THE PROBLEM:
Give the number of lines that include the word "Familie", nothing more.

DATA:
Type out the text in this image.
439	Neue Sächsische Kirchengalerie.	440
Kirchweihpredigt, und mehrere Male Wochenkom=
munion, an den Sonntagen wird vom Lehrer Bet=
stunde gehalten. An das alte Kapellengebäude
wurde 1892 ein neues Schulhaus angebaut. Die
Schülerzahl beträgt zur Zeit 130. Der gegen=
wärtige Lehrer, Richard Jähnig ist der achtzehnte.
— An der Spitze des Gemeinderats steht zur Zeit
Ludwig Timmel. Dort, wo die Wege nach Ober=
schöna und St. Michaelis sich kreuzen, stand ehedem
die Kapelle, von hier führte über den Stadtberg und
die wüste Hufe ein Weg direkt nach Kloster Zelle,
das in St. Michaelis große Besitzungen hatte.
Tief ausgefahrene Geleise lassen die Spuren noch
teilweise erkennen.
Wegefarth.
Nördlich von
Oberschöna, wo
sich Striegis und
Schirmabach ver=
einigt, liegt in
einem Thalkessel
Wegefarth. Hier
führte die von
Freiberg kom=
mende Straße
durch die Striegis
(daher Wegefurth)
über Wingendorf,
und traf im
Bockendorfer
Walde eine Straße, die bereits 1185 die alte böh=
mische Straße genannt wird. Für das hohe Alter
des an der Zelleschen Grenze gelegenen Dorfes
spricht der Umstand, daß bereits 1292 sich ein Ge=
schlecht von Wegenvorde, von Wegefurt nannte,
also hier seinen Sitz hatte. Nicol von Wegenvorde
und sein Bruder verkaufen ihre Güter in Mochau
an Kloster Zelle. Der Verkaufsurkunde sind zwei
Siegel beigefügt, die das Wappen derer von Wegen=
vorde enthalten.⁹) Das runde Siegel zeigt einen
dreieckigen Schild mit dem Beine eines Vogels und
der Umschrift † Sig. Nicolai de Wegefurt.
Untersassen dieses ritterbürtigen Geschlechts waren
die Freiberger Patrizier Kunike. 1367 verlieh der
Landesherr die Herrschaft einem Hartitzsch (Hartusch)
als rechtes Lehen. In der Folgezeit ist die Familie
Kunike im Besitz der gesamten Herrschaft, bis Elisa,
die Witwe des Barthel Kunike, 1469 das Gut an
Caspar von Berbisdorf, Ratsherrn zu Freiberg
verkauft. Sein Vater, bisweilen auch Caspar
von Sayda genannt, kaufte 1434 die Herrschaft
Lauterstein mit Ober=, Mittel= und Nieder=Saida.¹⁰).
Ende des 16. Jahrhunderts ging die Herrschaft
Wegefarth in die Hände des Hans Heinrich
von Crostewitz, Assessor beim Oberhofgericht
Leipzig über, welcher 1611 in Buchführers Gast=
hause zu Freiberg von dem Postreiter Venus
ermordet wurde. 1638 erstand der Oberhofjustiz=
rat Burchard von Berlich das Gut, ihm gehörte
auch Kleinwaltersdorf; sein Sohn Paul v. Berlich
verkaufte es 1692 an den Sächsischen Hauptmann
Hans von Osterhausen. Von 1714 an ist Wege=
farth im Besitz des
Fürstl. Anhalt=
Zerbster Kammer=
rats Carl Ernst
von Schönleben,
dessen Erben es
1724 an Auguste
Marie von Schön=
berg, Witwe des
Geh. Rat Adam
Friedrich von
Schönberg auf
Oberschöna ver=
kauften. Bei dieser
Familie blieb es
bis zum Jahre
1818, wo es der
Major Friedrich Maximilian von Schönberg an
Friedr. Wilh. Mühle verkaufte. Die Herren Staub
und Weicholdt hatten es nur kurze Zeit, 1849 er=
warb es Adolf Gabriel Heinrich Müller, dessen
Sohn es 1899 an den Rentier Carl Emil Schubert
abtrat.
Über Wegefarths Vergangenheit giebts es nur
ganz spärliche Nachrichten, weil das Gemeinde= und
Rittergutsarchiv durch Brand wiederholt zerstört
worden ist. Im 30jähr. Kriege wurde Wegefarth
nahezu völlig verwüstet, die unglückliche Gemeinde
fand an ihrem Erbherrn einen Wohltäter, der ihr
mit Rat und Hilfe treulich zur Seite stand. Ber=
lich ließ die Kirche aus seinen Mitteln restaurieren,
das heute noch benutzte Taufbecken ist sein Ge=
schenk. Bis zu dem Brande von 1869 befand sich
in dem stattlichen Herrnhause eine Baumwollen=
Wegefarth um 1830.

THE OUTPUT:
2